→ **Request**: Copy out all of the material exactly.

[Recorded data]
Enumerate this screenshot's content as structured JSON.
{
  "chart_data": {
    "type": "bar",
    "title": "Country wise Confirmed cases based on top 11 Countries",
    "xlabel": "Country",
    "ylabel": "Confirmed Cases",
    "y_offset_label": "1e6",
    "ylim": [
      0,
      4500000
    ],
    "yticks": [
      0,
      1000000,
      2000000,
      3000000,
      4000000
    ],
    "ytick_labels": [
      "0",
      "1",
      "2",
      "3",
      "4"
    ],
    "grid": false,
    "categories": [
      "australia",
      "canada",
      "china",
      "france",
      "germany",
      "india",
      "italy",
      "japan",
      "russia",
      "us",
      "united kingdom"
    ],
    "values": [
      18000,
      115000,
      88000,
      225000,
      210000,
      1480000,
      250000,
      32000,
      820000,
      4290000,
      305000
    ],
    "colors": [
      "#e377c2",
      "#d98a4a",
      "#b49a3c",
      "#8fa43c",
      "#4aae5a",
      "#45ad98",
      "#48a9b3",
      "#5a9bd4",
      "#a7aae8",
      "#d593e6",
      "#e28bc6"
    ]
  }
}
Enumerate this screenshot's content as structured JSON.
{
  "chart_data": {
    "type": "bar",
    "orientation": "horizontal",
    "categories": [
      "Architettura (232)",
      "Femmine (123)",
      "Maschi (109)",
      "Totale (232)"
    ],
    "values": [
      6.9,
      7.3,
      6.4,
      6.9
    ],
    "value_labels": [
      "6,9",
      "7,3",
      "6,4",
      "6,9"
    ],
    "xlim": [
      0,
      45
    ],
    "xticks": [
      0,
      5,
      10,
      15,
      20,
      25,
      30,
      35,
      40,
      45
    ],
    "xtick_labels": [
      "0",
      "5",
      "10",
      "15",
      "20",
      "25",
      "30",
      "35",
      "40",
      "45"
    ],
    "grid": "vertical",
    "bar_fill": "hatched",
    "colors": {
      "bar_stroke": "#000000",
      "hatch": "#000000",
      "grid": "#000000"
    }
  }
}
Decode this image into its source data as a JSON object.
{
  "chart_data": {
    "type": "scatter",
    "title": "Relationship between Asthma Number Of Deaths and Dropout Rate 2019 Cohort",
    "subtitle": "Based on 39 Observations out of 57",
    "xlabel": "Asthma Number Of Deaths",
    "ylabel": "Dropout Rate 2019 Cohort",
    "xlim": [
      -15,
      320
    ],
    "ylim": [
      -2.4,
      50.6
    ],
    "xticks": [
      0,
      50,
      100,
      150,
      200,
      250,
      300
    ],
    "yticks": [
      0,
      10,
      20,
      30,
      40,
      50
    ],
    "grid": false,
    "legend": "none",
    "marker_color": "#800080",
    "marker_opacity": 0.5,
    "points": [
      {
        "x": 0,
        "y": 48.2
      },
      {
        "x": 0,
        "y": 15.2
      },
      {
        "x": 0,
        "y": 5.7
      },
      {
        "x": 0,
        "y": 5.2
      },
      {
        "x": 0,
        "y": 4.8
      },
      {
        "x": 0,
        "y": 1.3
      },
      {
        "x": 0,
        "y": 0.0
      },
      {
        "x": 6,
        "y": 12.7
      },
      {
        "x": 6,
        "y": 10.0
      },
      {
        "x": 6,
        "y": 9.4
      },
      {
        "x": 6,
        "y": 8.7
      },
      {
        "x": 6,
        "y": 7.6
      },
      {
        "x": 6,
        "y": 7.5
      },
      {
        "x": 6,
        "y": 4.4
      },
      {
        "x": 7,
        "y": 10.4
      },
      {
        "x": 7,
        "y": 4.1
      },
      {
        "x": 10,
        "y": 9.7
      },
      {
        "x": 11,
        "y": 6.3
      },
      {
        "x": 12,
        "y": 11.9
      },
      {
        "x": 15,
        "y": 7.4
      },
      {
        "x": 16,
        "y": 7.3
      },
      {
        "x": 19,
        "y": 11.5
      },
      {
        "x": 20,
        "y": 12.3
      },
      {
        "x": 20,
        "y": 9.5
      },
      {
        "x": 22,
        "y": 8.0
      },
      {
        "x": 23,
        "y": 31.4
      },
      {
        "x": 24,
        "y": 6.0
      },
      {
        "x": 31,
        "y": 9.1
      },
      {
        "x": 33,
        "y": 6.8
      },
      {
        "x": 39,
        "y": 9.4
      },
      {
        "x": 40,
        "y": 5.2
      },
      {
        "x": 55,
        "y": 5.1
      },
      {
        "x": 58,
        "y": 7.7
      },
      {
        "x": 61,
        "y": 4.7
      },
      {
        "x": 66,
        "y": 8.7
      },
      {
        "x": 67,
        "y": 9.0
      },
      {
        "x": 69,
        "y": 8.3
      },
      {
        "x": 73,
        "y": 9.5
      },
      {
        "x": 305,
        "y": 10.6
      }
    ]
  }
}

→ **Answer to the problem**:
Enumerate this screenshot's content as structured JSON.
{
  "chart_data": {
    "type": "bar",
    "title": "Country wise Confirmed cases based on top 11 Countries",
    "xlabel": "Country",
    "ylabel": "Confirmed Cases",
    "y_offset_label": "1e6",
    "ylim": [
      0,
      4500000
    ],
    "yticks": [
      0,
      1000000,
      2000000,
      3000000,
      4000000
    ],
    "ytick_labels": [
      "0",
      "1",
      "2",
      "3",
      "4"
    ],
    "grid": false,
    "categories": [
      "australia",
      "canada",
      "china",
      "france",
      "germany",
      "india",
      "italy",
      "japan",
      "russia",
      "us",
      "united kingdom"
    ],
    "values": [
      18000,
      115000,
      88000,
      225000,
      210000,
      1480000,
      250000,
      32000,
      820000,
      4290000,
      305000
    ],
    "colors": [
      "#e377c2",
      "#d98a4a",
      "#b49a3c",
      "#8fa43c",
      "#4aae5a",
      "#45ad98",
      "#48a9b3",
      "#5a9bd4",
      "#a7aae8",
      "#d593e6",
      "#e28bc6"
    ]
  }
}
Enumerate this screenshot's content as structured JSON.
{
  "chart_data": {
    "type": "bar",
    "orientation": "horizontal",
    "categories": [
      "Architettura (232)",
      "Femmine (123)",
      "Maschi (109)",
      "Totale (232)"
    ],
    "values": [
      6.9,
      7.3,
      6.4,
      6.9
    ],
    "value_labels": [
      "6,9",
      "7,3",
      "6,4",
      "6,9"
    ],
    "xlim": [
      0,
      45
    ],
    "xticks": [
      0,
      5,
      10,
      15,
      20,
      25,
      30,
      35,
      40,
      45
    ],
    "xtick_labels": [
      "0",
      "5",
      "10",
      "15",
      "20",
      "25",
      "30",
      "35",
      "40",
      "45"
    ],
    "grid": "vertical",
    "bar_fill": "hatched",
    "colors": {
      "bar_stroke": "#000000",
      "hatch": "#000000",
      "grid": "#000000"
    }
  }
}
Decode this image into its source data as a JSON object.
{
  "chart_data": {
    "type": "scatter",
    "title": "Relationship between Asthma Number Of Deaths and Dropout Rate 2019 Cohort",
    "subtitle": "Based on 39 Observations out of 57",
    "xlabel": "Asthma Number Of Deaths",
    "ylabel": "Dropout Rate 2019 Cohort",
    "xlim": [
      -15,
      320
    ],
    "ylim": [
      -2.4,
      50.6
    ],
    "xticks": [
      0,
      50,
      100,
      150,
      200,
      250,
      300
    ],
    "yticks": [
      0,
      10,
      20,
      30,
      40,
      50
    ],
    "grid": false,
    "legend": "none",
    "marker_color": "#800080",
    "marker_opacity": 0.5,
    "points": [
      {
        "x": 0,
        "y": 48.2
      },
      {
        "x": 0,
        "y": 15.2
      },
      {
        "x": 0,
        "y": 5.7
      },
      {
        "x": 0,
        "y": 5.2
      },
      {
        "x": 0,
        "y": 4.8
      },
      {
        "x": 0,
        "y": 1.3
      },
      {
        "x": 0,
        "y": 0.0
      },
      {
        "x": 6,
        "y": 12.7
      },
      {
        "x": 6,
        "y": 10.0
      },
      {
        "x": 6,
        "y": 9.4
      },
      {
        "x": 6,
        "y": 8.7
      },
      {
        "x": 6,
        "y": 7.6
      },
      {
        "x": 6,
        "y": 7.5
      },
      {
        "x": 6,
        "y": 4.4
      },
      {
        "x": 7,
        "y": 10.4
      },
      {
        "x": 7,
        "y": 4.1
      },
      {
        "x": 10,
        "y": 9.7
      },
      {
        "x": 11,
        "y": 6.3
      },
      {
        "x": 12,
        "y": 11.9
      },
      {
        "x": 15,
        "y": 7.4
      },
      {
        "x": 16,
        "y": 7.3
      },
      {
        "x": 19,
        "y": 11.5
      },
      {
        "x": 20,
        "y": 12.3
      },
      {
        "x": 20,
        "y": 9.5
      },
      {
        "x": 22,
        "y": 8.0
      },
      {
        "x": 23,
        "y": 31.4
      },
      {
        "x": 24,
        "y": 6.0
      },
      {
        "x": 31,
        "y": 9.1
      },
      {
        "x": 33,
        "y": 6.8
      },
      {
        "x": 39,
        "y": 9.4
      },
      {
        "x": 40,
        "y": 5.2
      },
      {
        "x": 55,
        "y": 5.1
      },
      {
        "x": 58,
        "y": 7.7
      },
      {
        "x": 61,
        "y": 4.7
      },
      {
        "x": 66,
        "y": 8.7
      },
      {
        "x": 67,
        "y": 9.0
      },
      {
        "x": 69,
        "y": 8.3
      },
      {
        "x": 73,
        "y": 9.5
      },
      {
        "x": 305,
        "y": 10.6
      }
    ]
  }
}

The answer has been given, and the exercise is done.